Exercise instructions: Return the whole listing, line for line, without the pictures in it.

---+---

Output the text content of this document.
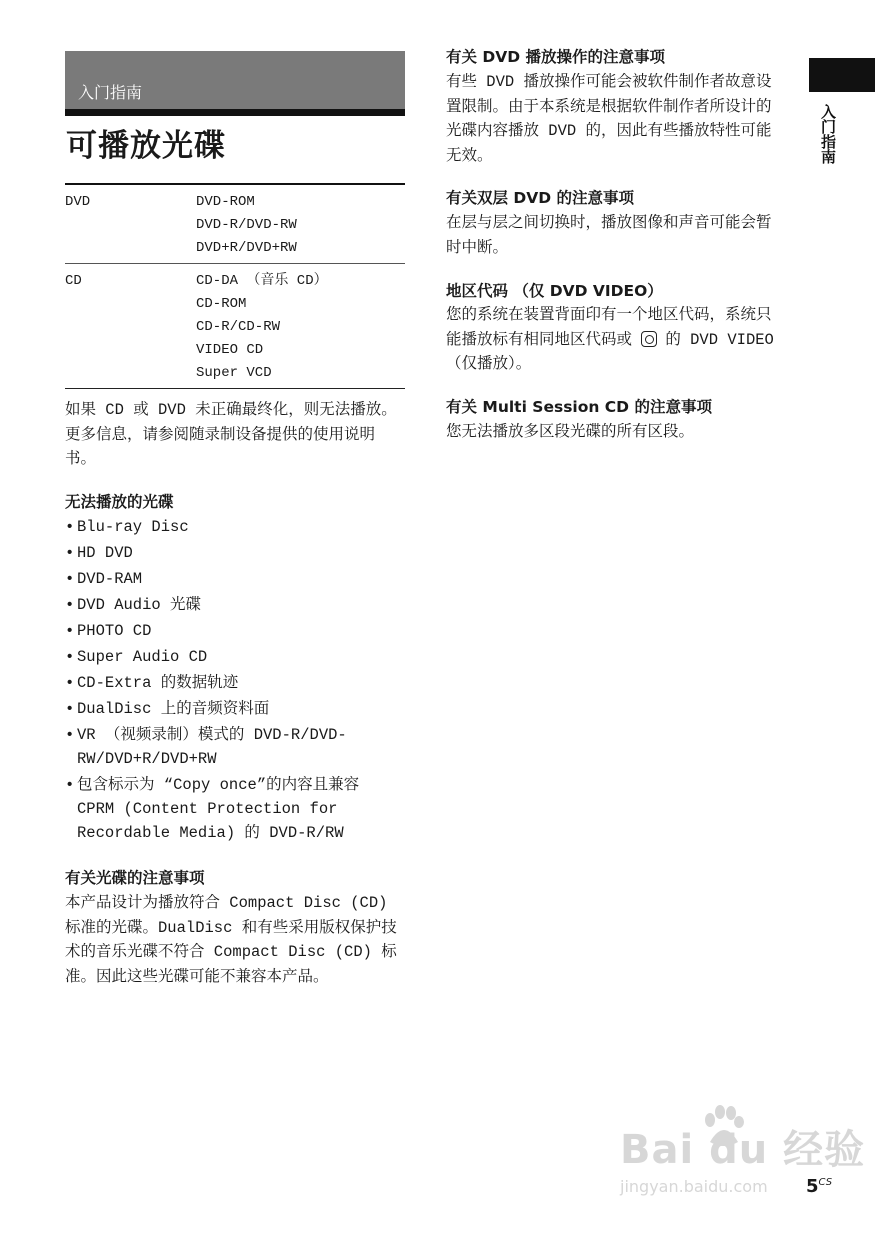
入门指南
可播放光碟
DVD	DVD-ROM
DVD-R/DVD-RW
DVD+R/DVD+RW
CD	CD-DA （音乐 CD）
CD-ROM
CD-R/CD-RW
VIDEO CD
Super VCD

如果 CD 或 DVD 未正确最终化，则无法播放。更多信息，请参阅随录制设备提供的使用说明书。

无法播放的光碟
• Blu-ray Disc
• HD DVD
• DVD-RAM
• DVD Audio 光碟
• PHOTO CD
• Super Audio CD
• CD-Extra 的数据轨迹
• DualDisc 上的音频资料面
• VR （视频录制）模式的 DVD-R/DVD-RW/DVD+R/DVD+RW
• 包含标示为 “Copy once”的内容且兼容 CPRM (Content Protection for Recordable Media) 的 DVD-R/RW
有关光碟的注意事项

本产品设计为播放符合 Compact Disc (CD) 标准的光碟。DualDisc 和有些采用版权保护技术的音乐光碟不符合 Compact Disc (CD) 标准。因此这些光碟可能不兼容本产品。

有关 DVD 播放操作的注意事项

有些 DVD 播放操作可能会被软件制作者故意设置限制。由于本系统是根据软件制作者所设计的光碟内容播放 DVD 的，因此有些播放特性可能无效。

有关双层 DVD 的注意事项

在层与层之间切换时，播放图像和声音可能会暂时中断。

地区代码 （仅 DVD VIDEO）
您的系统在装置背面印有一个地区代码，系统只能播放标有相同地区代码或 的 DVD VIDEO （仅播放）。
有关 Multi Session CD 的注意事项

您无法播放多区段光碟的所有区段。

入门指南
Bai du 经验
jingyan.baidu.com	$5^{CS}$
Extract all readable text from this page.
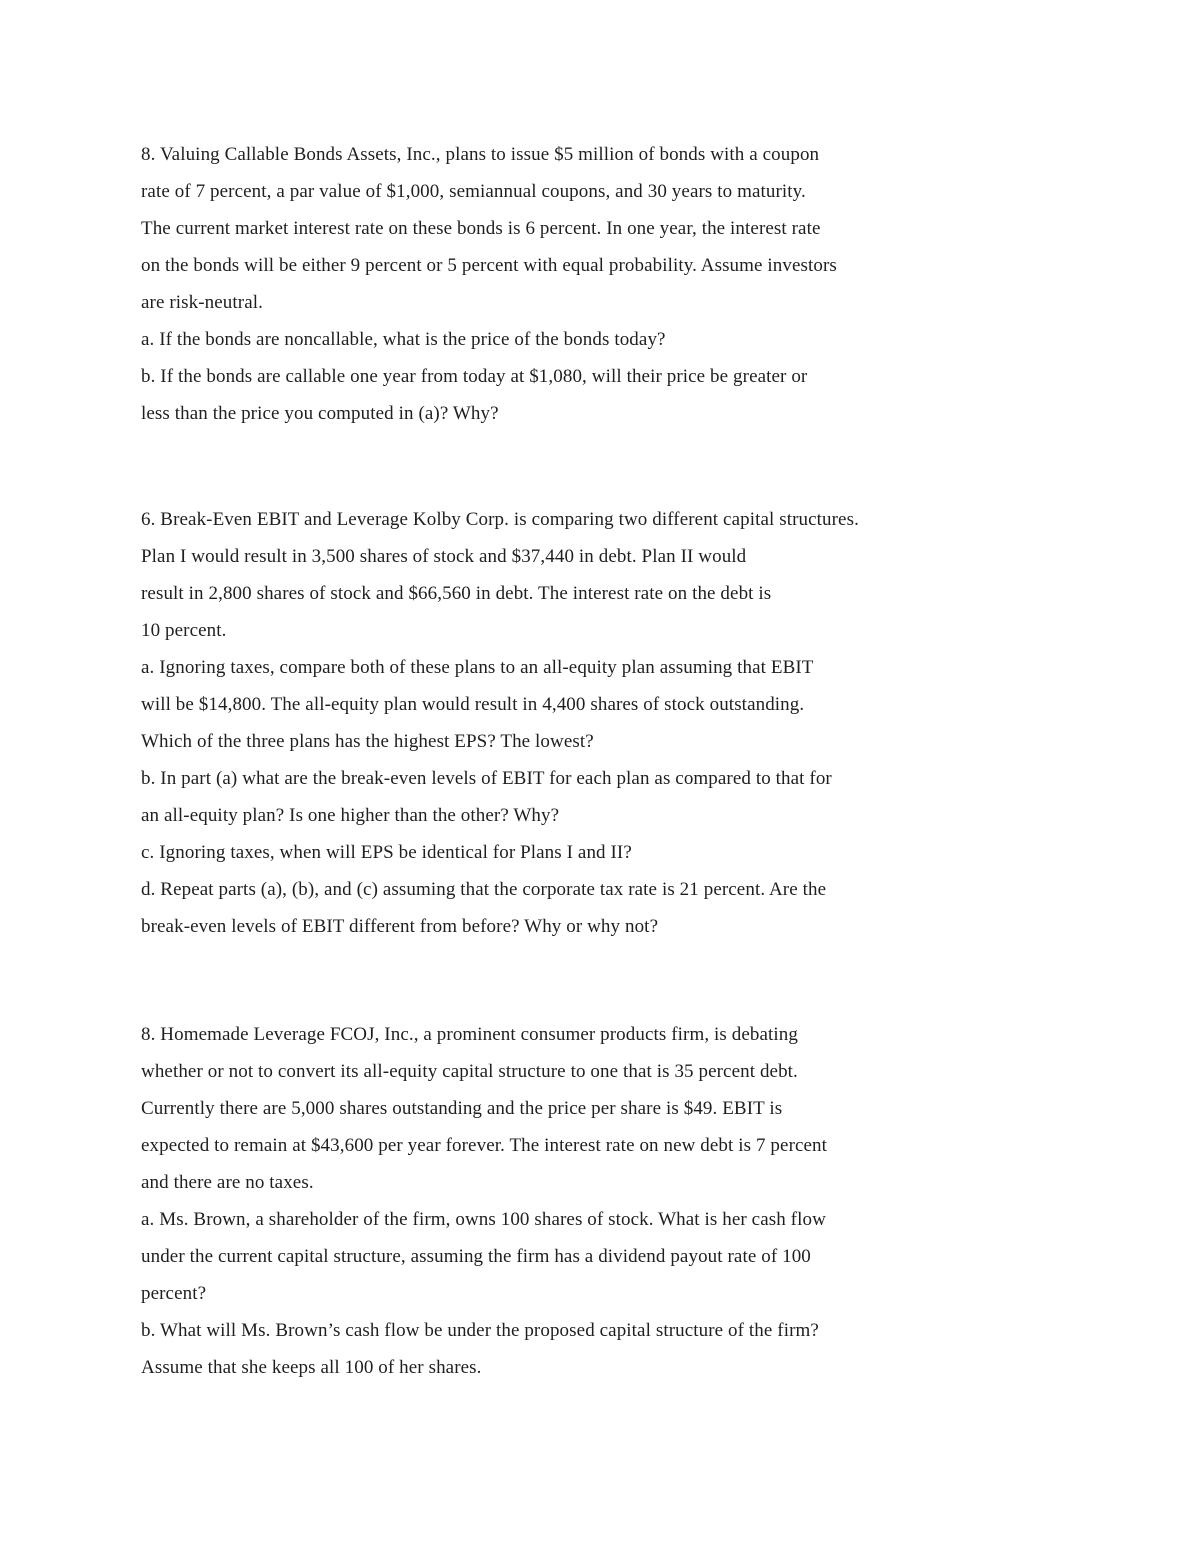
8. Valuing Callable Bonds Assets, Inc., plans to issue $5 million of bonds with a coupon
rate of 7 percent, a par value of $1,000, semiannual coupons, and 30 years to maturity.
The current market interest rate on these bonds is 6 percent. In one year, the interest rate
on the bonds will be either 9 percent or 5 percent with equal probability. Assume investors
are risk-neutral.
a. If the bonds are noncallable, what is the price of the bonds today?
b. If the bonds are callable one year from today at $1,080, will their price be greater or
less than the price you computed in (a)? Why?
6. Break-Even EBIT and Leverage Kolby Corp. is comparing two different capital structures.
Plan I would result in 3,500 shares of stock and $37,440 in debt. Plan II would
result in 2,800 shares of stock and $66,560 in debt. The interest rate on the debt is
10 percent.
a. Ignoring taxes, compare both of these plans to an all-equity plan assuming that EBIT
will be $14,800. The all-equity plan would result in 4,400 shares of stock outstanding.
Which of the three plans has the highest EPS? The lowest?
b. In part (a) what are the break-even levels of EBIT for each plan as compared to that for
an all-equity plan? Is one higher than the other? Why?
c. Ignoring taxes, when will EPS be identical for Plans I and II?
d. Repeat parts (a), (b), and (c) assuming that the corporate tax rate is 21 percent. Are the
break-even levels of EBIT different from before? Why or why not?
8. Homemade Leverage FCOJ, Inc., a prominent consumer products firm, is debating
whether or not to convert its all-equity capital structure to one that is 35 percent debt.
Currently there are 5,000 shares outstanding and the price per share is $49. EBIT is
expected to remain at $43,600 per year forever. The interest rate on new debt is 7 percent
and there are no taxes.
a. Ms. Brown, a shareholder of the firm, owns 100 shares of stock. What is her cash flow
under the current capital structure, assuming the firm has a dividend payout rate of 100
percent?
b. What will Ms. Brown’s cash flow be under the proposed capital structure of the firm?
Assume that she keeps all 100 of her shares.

---+---

Exercise solution:
Output the text content of this document.
入门指南
可播放光碟
DVD	DVD-ROM
DVD-R/DVD-RW
DVD+R/DVD+RW
CD	CD-DA （音乐 CD）
CD-ROM
CD-R/CD-RW
VIDEO CD
Super VCD

如果 CD 或 DVD 未正确最终化，则无法播放。更多信息，请参阅随录制设备提供的使用说明书。

无法播放的光碟
• Blu-ray Disc
• HD DVD
• DVD-RAM
• DVD Audio 光碟
• PHOTO CD
• Super Audio CD
• CD-Extra 的数据轨迹
• DualDisc 上的音频资料面
• VR （视频录制）模式的 DVD-R/DVD-RW/DVD+R/DVD+RW
• 包含标示为 “Copy once”的内容且兼容 CPRM (Content Protection for Recordable Media) 的 DVD-R/RW
有关光碟的注意事项

本产品设计为播放符合 Compact Disc (CD) 标准的光碟。DualDisc 和有些采用版权保护技术的音乐光碟不符合 Compact Disc (CD) 标准。因此这些光碟可能不兼容本产品。

有关 DVD 播放操作的注意事项

有些 DVD 播放操作可能会被软件制作者故意设置限制。由于本系统是根据软件制作者所设计的光碟内容播放 DVD 的，因此有些播放特性可能无效。

有关双层 DVD 的注意事项

在层与层之间切换时，播放图像和声音可能会暂时中断。

地区代码 （仅 DVD VIDEO）
您的系统在装置背面印有一个地区代码，系统只能播放标有相同地区代码或 的 DVD VIDEO （仅播放）。
有关 Multi Session CD 的注意事项

您无法播放多区段光碟的所有区段。

入门指南
Bai du 经验
jingyan.baidu.com	$5^{CS}$
Extract all readable text from this page.
8. Valuing Callable Bonds Assets, Inc., plans to issue $5 million of bonds with a coupon
rate of 7 percent, a par value of $1,000, semiannual coupons, and 30 years to maturity.
The current market interest rate on these bonds is 6 percent. In one year, the interest rate
on the bonds will be either 9 percent or 5 percent with equal probability. Assume investors
are risk-neutral.
a. If the bonds are noncallable, what is the price of the bonds today?
b. If the bonds are callable one year from today at $1,080, will their price be greater or
less than the price you computed in (a)? Why?
6. Break-Even EBIT and Leverage Kolby Corp. is comparing two different capital structures.
Plan I would result in 3,500 shares of stock and $37,440 in debt. Plan II would
result in 2,800 shares of stock and $66,560 in debt. The interest rate on the debt is
10 percent.
a. Ignoring taxes, compare both of these plans to an all-equity plan assuming that EBIT
will be $14,800. The all-equity plan would result in 4,400 shares of stock outstanding.
Which of the three plans has the highest EPS? The lowest?
b. In part (a) what are the break-even levels of EBIT for each plan as compared to that for
an all-equity plan? Is one higher than the other? Why?
c. Ignoring taxes, when will EPS be identical for Plans I and II?
d. Repeat parts (a), (b), and (c) assuming that the corporate tax rate is 21 percent. Are the
break-even levels of EBIT different from before? Why or why not?
8. Homemade Leverage FCOJ, Inc., a prominent consumer products firm, is debating
whether or not to convert its all-equity capital structure to one that is 35 percent debt.
Currently there are 5,000 shares outstanding and the price per share is $49. EBIT is
expected to remain at $43,600 per year forever. The interest rate on new debt is 7 percent
and there are no taxes.
a. Ms. Brown, a shareholder of the firm, owns 100 shares of stock. What is her cash flow
under the current capital structure, assuming the firm has a dividend payout rate of 100
percent?
b. What will Ms. Brown’s cash flow be under the proposed capital structure of the firm?
Assume that she keeps all 100 of her shares.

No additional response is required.